→ Description of the task:
Reproduce all the entries precisely.

→ Entries:

● ● ● ● ● ● ●

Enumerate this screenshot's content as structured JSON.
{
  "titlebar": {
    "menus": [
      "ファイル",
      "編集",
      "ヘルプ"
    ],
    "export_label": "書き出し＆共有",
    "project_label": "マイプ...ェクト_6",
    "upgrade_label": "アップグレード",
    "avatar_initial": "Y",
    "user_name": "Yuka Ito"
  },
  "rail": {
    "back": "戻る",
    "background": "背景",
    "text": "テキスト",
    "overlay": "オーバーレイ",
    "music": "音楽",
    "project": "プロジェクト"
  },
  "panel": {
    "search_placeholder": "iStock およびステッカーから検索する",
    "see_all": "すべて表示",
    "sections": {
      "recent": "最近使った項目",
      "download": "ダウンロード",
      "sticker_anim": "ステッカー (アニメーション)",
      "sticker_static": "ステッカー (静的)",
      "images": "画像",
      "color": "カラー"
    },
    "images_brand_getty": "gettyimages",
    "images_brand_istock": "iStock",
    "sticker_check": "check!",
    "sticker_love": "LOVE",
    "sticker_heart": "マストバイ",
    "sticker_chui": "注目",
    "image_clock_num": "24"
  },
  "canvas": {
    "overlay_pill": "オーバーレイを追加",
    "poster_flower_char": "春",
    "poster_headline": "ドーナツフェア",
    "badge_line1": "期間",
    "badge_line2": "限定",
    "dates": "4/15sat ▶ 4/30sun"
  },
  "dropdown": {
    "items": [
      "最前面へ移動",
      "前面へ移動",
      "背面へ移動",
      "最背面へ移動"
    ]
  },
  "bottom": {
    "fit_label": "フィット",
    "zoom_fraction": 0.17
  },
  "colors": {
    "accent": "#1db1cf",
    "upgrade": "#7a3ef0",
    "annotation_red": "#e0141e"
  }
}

● ● ● ● ● ● ●

→ The completed task:
Enumerate this screenshot's content as structured JSON.
{
  "titlebar": {
    "menus": [
      "ファイル",
      "編集",
      "ヘルプ"
    ],
    "export_label": "書き出し＆共有",
    "project_label": "マイプ...ェクト_6",
    "upgrade_label": "アップグレード",
    "avatar_initial": "Y",
    "user_name": "Yuka Ito"
  },
  "rail": {
    "back": "戻る",
    "background": "背景",
    "text": "テキスト",
    "overlay": "オーバーレイ",
    "music": "音楽",
    "project": "プロジェクト"
  },
  "panel": {
    "search_placeholder": "iStock およびステッカーから検索する",
    "see_all": "すべて表示",
    "sections": {
      "recent": "最近使った項目",
      "download": "ダウンロード",
      "sticker_anim": "ステッカー (アニメーション)",
      "sticker_static": "ステッカー (静的)",
      "images": "画像",
      "color": "カラー"
    },
    "images_brand_getty": "gettyimages",
    "images_brand_istock": "iStock",
    "sticker_check": "check!",
    "sticker_love": "LOVE",
    "sticker_heart": "マストバイ",
    "sticker_chui": "注目",
    "image_clock_num": "24"
  },
  "canvas": {
    "overlay_pill": "オーバーレイを追加",
    "poster_flower_char": "春",
    "poster_headline": "ドーナツフェア",
    "badge_line1": "期間",
    "badge_line2": "限定",
    "dates": "4/15sat ▶ 4/30sun"
  },
  "dropdown": {
    "items": [
      "最前面へ移動",
      "前面へ移動",
      "背面へ移動",
      "最背面へ移動"
    ]
  },
  "bottom": {
    "fit_label": "フィット",
    "zoom_fraction": 0.17
  },
  "colors": {
    "accent": "#1db1cf",
    "upgrade": "#7a3ef0",
    "annotation_red": "#e0141e"
  }
}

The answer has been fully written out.